▶ _WHAT IS ASKED_:
Put the stretch of material from the line containing "wire Q2 emitter" through the line containing "Q3 source pin bbox=[1084, 972, 1087, 999]" into a Markdown table with two columns, Row and Entry. Number each row and leave out any blank lines.

▶ _RECORD LIST_:
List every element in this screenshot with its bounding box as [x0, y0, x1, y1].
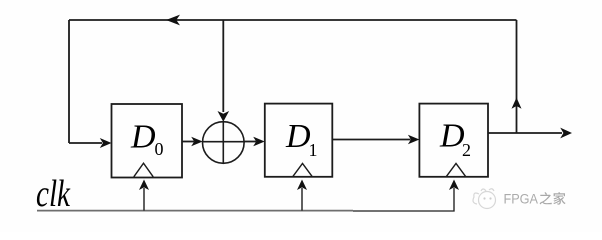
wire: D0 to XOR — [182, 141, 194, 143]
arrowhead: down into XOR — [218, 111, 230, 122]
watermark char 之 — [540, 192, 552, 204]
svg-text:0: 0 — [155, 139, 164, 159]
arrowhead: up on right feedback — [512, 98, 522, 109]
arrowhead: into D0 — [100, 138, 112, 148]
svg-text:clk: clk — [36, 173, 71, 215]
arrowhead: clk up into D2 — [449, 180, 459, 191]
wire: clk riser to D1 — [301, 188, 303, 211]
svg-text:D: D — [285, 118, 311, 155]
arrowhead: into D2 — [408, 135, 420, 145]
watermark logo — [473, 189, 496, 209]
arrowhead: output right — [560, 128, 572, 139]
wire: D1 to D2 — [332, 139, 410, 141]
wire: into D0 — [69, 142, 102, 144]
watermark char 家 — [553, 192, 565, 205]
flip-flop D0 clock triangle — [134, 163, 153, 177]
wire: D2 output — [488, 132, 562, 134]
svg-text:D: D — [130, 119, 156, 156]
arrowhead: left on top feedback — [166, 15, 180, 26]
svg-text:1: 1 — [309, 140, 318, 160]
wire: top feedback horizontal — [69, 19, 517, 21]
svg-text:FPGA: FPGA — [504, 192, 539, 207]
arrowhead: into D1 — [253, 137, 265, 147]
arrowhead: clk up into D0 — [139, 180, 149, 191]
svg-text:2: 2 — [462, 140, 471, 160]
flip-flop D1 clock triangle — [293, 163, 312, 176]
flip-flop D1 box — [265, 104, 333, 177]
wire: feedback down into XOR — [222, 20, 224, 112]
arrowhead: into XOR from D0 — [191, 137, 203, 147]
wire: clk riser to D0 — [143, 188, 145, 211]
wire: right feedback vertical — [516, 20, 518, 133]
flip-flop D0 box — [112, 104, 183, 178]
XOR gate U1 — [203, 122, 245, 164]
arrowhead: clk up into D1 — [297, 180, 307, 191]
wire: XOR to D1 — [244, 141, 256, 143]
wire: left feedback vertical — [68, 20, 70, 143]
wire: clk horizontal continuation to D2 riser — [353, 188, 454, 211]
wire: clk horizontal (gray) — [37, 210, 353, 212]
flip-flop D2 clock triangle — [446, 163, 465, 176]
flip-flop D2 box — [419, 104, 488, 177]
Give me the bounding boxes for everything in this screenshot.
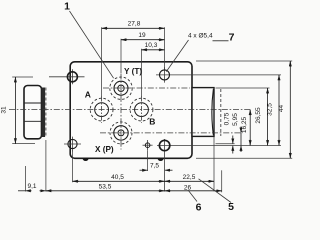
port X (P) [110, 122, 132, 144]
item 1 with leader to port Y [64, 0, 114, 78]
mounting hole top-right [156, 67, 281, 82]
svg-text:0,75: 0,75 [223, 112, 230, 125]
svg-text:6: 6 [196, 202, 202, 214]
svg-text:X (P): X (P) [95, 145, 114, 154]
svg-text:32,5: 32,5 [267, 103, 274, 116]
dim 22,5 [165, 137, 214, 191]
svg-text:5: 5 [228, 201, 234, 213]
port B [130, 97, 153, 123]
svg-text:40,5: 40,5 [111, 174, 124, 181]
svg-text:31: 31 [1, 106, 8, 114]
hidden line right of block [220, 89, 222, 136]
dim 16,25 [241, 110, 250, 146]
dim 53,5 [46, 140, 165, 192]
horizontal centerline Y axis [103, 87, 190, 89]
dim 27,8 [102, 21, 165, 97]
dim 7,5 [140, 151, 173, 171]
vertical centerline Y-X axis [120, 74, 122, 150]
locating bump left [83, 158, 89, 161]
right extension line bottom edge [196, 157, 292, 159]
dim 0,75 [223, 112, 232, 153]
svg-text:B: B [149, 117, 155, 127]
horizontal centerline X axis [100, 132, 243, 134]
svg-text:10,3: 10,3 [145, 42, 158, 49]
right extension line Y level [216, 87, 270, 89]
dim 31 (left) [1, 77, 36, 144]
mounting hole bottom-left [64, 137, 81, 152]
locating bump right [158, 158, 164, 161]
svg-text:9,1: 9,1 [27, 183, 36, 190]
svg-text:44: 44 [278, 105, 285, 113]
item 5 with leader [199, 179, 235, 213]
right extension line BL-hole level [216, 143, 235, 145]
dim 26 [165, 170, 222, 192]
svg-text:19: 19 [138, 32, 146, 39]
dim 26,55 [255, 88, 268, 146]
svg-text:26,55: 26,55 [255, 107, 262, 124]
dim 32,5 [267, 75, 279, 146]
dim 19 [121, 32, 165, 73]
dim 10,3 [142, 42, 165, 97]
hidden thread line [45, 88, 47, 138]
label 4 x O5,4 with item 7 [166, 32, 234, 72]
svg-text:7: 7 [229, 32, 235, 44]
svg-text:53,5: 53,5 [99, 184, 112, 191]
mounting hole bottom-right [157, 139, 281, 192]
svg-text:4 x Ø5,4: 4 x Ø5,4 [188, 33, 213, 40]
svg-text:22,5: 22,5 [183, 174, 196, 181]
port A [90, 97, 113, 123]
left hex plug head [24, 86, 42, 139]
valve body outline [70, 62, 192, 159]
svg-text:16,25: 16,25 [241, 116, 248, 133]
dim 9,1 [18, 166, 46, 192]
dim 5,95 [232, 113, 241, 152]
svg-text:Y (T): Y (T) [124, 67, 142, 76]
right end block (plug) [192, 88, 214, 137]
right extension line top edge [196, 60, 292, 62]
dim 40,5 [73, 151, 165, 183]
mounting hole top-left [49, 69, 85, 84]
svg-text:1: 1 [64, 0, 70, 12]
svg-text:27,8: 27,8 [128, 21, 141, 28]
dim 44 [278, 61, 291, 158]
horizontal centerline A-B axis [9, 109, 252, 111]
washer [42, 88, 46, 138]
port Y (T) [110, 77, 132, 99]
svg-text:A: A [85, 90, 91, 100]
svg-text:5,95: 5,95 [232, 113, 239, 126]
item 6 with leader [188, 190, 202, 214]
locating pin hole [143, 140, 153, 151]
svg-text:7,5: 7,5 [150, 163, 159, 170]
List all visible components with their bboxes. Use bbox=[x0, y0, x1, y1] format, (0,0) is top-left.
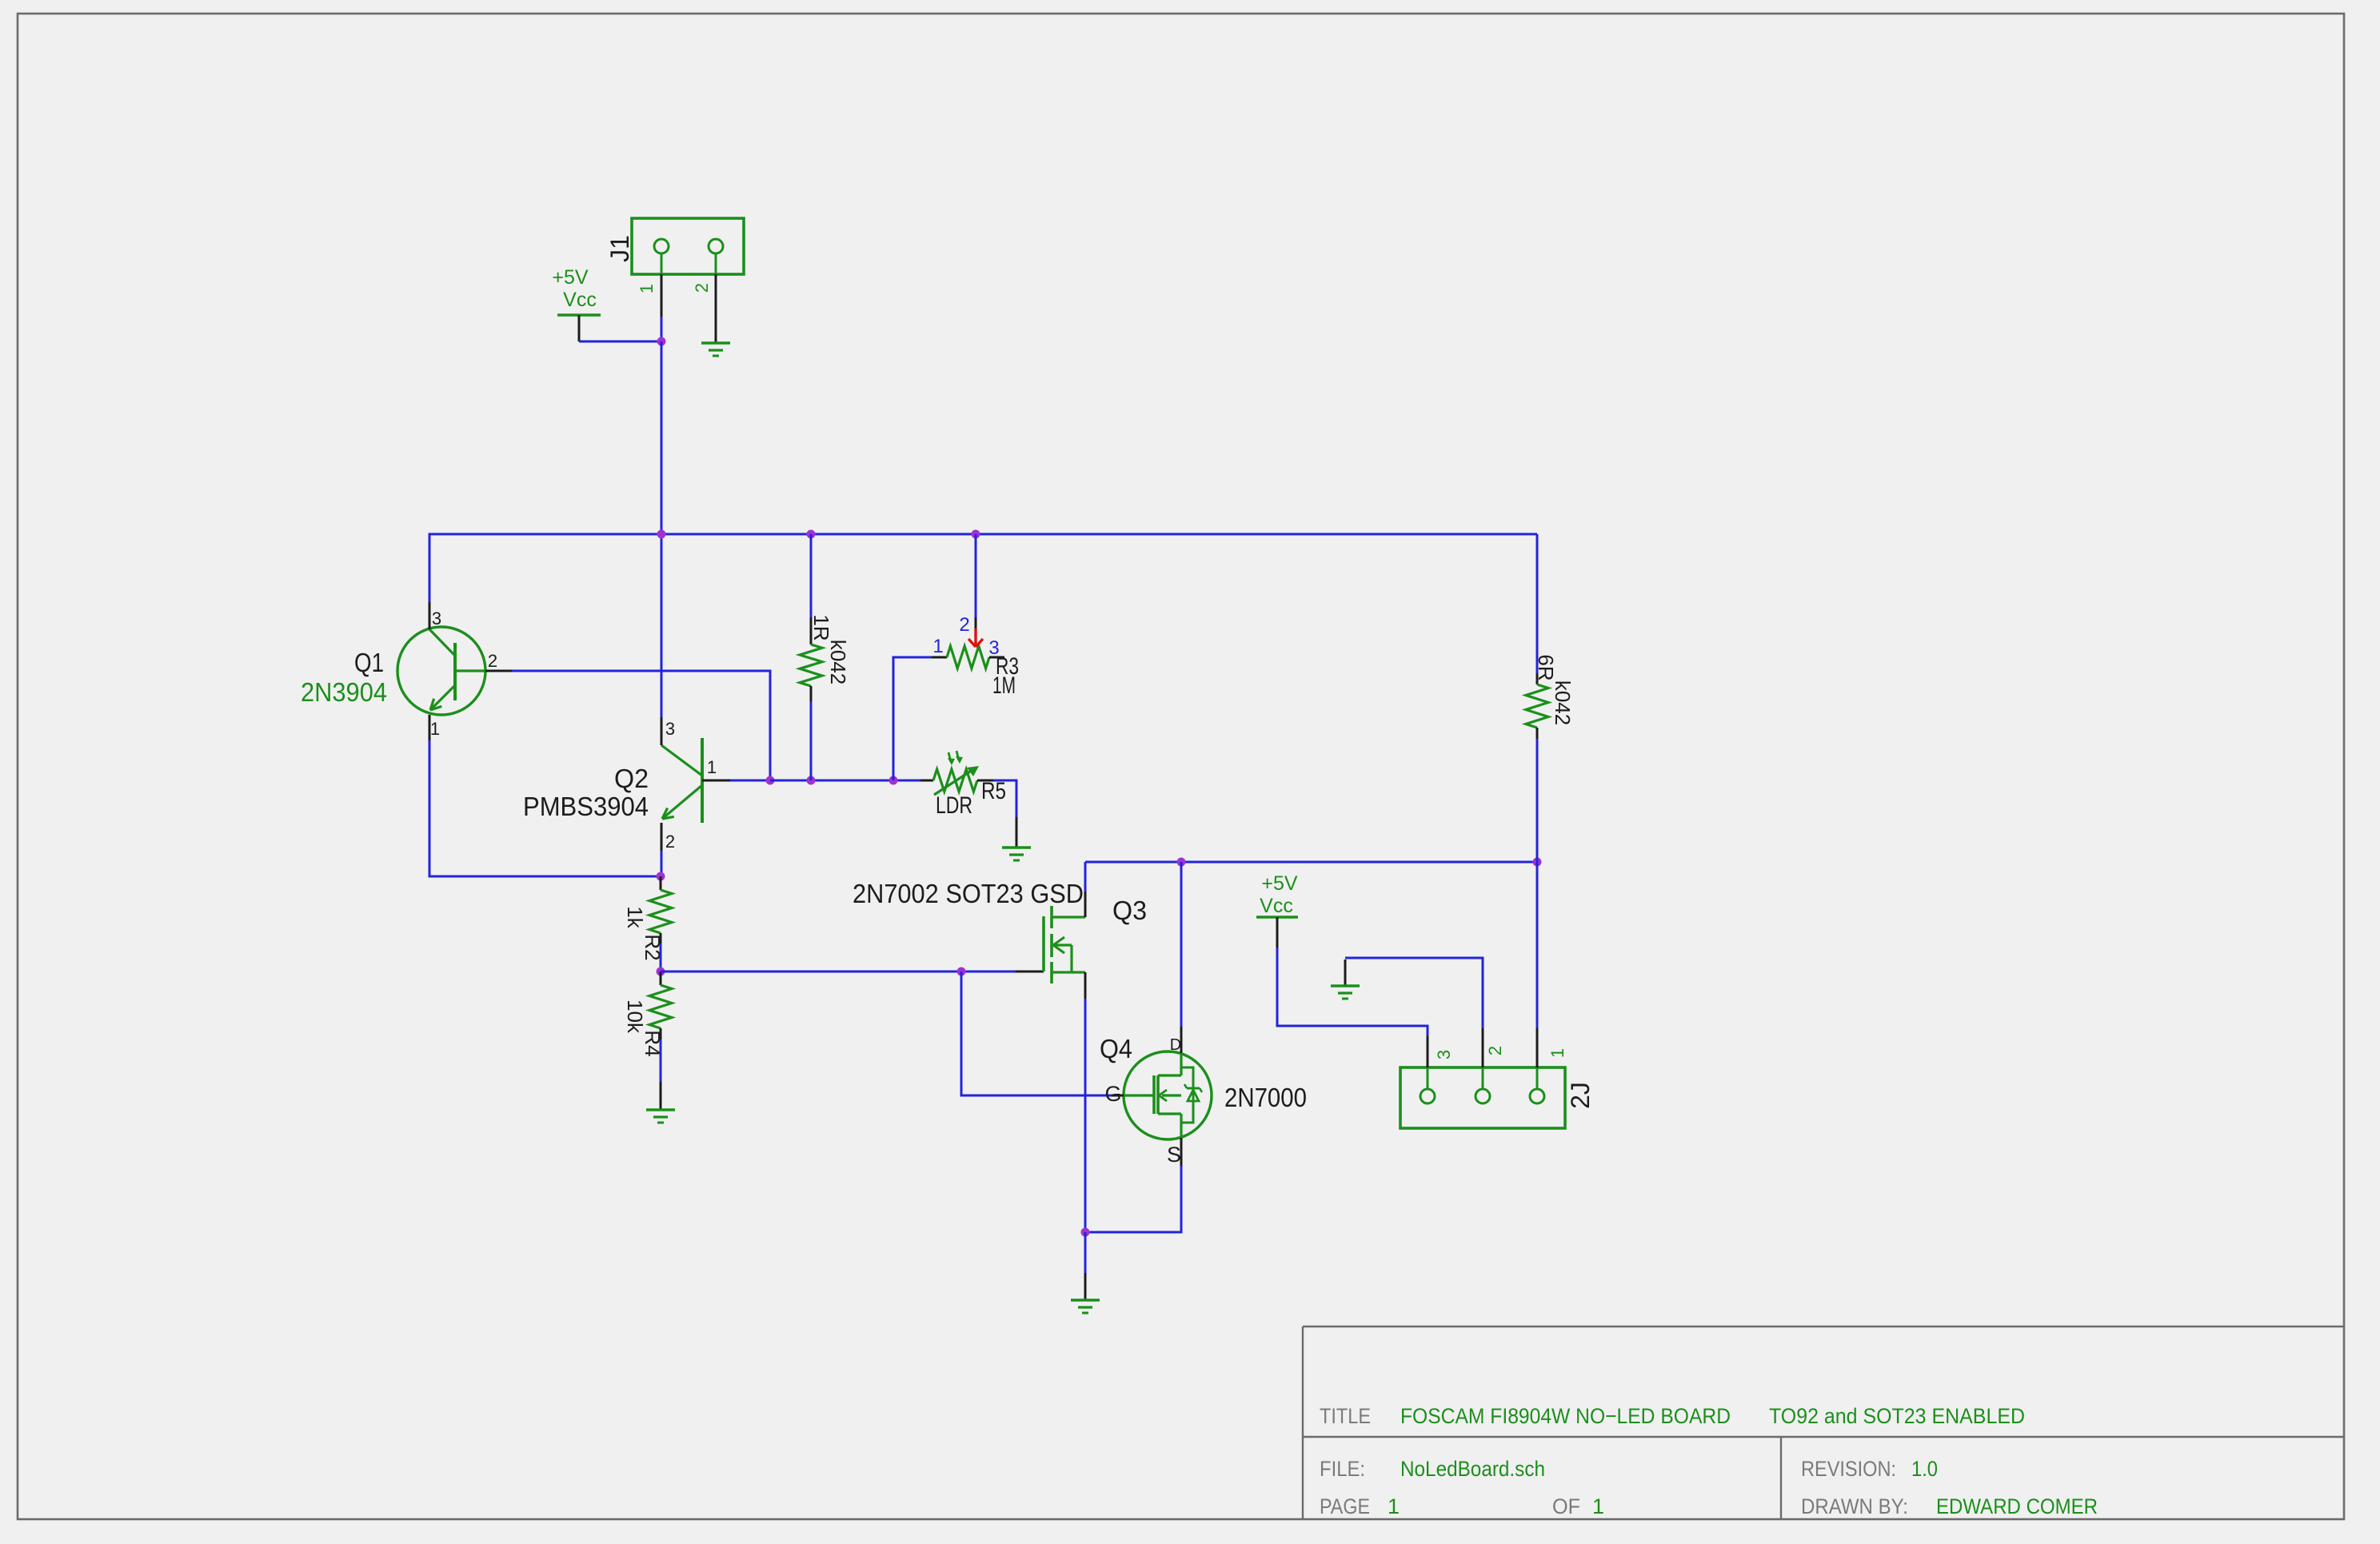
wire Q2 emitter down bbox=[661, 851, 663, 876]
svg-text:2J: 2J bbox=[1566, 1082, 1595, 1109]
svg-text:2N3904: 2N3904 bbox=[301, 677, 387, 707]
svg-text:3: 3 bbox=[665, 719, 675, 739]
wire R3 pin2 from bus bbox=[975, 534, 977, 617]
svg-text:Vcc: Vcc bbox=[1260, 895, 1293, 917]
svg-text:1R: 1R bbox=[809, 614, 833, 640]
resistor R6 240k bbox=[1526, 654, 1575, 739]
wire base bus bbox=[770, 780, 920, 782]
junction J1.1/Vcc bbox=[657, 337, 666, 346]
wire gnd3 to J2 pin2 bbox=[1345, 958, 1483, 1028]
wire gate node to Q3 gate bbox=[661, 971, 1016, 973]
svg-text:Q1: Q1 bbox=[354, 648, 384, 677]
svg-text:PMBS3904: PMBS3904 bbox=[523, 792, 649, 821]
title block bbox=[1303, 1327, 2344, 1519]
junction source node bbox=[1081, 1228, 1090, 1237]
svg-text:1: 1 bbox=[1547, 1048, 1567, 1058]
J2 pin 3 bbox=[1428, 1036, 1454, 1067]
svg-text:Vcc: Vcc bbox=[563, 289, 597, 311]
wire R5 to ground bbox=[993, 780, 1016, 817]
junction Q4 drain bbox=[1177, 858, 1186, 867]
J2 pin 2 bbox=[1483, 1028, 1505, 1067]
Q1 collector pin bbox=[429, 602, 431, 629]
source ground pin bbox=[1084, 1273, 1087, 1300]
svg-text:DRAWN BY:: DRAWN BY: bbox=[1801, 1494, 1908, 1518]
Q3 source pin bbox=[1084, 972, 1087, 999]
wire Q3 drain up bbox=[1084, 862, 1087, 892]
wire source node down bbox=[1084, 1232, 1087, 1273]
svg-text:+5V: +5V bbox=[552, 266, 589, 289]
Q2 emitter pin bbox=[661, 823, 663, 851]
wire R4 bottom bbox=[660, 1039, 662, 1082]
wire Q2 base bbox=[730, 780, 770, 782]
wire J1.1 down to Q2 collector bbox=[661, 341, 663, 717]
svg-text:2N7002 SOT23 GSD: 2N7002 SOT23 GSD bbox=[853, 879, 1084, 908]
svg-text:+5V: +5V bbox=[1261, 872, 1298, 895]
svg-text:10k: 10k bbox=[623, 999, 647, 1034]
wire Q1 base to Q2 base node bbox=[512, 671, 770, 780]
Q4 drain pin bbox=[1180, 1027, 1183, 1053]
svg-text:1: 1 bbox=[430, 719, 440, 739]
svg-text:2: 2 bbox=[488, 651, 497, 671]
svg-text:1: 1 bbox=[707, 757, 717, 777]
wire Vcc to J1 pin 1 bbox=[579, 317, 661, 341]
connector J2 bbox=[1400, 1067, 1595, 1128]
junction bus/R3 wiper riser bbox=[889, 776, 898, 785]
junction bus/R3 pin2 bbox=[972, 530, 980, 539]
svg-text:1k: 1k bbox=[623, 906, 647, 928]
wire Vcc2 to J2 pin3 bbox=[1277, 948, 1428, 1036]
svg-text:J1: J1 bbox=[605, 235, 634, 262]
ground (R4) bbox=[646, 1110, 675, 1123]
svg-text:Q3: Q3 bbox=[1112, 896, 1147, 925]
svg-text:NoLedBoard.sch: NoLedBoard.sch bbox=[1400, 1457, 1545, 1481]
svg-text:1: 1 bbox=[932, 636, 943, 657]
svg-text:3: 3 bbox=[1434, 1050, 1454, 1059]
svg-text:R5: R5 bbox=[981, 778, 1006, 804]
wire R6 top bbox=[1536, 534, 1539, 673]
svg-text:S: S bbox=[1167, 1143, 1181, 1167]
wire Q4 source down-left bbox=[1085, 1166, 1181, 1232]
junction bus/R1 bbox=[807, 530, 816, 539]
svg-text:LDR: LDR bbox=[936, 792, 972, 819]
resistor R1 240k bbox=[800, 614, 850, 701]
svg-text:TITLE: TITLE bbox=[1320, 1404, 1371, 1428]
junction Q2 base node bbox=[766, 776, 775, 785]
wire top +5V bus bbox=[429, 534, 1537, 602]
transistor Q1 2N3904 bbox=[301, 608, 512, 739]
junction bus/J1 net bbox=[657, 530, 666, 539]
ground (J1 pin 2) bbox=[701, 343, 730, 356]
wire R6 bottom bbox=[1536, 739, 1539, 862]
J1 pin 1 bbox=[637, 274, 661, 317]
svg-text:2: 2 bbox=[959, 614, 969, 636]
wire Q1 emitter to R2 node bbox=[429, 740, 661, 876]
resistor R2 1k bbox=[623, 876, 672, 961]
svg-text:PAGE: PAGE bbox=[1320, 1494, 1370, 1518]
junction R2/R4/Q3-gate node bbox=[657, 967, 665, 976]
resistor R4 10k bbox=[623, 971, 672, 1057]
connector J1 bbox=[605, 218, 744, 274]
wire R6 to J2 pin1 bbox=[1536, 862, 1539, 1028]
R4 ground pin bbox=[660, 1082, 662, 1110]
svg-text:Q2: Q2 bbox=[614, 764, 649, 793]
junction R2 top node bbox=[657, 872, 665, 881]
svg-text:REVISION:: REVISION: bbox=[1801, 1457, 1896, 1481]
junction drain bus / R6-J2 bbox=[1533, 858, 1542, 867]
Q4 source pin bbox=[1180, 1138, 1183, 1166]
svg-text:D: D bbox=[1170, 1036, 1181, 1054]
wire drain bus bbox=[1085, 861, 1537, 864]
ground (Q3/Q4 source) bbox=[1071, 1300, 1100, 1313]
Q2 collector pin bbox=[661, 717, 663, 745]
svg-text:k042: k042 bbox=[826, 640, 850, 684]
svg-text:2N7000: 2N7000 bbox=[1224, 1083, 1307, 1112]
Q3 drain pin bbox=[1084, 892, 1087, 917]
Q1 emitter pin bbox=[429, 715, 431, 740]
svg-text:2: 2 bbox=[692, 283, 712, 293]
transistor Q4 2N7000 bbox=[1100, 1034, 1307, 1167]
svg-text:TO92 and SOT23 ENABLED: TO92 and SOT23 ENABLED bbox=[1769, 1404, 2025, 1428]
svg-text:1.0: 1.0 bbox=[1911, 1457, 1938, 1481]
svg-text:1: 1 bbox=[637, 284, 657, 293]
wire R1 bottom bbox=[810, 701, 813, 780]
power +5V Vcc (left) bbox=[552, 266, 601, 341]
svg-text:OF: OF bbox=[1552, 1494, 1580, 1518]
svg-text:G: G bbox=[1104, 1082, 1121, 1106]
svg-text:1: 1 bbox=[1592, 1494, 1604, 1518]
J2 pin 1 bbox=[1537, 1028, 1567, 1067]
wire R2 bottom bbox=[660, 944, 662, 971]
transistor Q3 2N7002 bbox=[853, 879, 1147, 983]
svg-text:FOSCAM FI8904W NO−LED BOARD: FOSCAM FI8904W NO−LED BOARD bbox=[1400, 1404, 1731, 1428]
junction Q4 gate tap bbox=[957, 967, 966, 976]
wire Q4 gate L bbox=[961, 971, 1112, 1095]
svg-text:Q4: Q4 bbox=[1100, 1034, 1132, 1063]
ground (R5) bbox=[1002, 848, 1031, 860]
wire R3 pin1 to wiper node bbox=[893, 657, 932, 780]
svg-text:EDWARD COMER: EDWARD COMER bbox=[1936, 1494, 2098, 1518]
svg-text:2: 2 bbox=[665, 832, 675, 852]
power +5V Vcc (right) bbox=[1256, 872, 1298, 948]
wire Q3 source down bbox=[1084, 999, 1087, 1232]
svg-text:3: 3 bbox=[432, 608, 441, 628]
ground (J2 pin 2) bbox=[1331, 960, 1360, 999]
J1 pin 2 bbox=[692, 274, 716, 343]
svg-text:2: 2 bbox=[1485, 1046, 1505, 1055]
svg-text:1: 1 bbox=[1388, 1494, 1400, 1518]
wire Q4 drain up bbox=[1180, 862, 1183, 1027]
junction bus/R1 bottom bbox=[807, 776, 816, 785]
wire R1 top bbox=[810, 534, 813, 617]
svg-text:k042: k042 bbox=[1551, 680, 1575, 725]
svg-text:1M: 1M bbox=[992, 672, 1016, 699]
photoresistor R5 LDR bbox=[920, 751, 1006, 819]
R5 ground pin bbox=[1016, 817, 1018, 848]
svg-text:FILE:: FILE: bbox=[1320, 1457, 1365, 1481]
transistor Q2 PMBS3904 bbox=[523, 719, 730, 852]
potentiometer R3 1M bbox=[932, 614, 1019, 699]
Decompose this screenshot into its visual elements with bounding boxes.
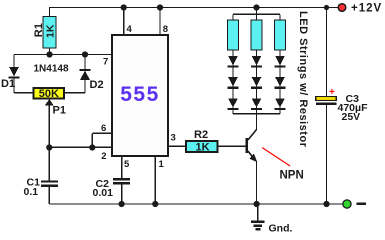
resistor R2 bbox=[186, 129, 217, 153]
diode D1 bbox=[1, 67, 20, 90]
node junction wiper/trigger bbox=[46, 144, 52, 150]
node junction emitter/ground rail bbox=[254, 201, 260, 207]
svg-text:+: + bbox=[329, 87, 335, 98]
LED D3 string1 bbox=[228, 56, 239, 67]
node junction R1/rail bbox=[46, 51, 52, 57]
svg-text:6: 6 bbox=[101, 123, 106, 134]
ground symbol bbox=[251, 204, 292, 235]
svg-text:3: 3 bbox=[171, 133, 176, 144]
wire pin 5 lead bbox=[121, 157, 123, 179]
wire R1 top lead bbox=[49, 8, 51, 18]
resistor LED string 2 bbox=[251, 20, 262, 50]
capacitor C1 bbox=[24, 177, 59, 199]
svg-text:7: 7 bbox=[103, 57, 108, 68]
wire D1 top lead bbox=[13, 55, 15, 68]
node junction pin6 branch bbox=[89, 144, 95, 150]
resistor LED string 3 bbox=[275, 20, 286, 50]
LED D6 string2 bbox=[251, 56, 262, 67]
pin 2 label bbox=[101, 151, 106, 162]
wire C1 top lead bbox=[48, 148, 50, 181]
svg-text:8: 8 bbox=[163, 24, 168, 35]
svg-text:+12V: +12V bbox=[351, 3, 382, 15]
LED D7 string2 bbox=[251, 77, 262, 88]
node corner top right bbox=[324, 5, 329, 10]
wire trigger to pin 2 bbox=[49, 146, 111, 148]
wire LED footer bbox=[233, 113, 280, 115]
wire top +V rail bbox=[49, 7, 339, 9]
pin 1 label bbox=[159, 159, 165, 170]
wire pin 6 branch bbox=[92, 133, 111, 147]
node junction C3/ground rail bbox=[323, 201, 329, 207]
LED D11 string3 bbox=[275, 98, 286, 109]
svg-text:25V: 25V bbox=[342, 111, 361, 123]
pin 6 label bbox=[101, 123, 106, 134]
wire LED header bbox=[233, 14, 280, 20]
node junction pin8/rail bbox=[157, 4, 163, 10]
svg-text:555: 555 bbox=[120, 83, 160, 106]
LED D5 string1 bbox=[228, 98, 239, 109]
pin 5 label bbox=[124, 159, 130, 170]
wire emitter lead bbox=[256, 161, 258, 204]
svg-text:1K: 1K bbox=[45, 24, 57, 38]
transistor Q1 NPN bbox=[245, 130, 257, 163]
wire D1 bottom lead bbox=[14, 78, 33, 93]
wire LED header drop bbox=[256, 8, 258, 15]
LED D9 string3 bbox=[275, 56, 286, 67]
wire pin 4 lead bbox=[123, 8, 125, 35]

▶ _WORKED SOLUTION_:
| Row | Entry |
|---|---|
| 1 | wire Q2 emitter down bbox=[661, 851, 663, 876] |
| 2 | svg-text:2J: 2J bbox=[1566, 1082, 1595, 1109] |
| 3 | svg-text:2N3904: 2N3904 bbox=[301, 677, 387, 707] |
| 4 | svg-text:3: 3 bbox=[665, 719, 675, 739] |
| 5 | wire R3 pin2 from bus bbox=[975, 534, 977, 617] |
| 6 | svg-text:Vcc: Vcc bbox=[1260, 895, 1293, 917] |
| 7 | svg-text:1R: 1R bbox=[809, 614, 833, 640] |
| 8 | resistor R6 240k bbox=[1526, 654, 1575, 739] |
| 9 | wire base bus bbox=[770, 780, 920, 782] |
| 10 | junction J1.1/Vcc bbox=[657, 337, 666, 346] |
| 11 | wire gnd3 to J2 pin2 bbox=[1345, 958, 1483, 1028] |
| 12 | wire gate node to Q3 gate bbox=[661, 971, 1016, 973] |
| 13 | svg-text:Q1: Q1 bbox=[354, 648, 384, 677] |
| 14 | svg-text:PMBS3904: PMBS3904 bbox=[523, 792, 649, 821] |
| 15 | title block bbox=[1303, 1327, 2344, 1519] |
| 16 | junction source node bbox=[1081, 1228, 1090, 1237] |
| 17 | svg-text:1: 1 bbox=[1547, 1048, 1567, 1058] |
| 18 | J2 pin 3 bbox=[1428, 1036, 1454, 1067] |
| 19 | svg-text:Vcc: Vcc bbox=[563, 289, 597, 311] |
| 20 | wire R5 to ground bbox=[993, 780, 1016, 817] |
| 21 | junction Q4 drain bbox=[1177, 858, 1186, 867] |
| 22 | J2 pin 2 bbox=[1483, 1028, 1505, 1067] |
| 23 | Q1 collector pin bbox=[429, 602, 431, 629] |
| 24 | source ground pin bbox=[1084, 1273, 1087, 1300] |
| 25 | svg-text:DRAWN BY:: DRAWN BY: bbox=[1801, 1494, 1908, 1518] |
| 26 | Q3 source pin bbox=[1084, 972, 1087, 999] |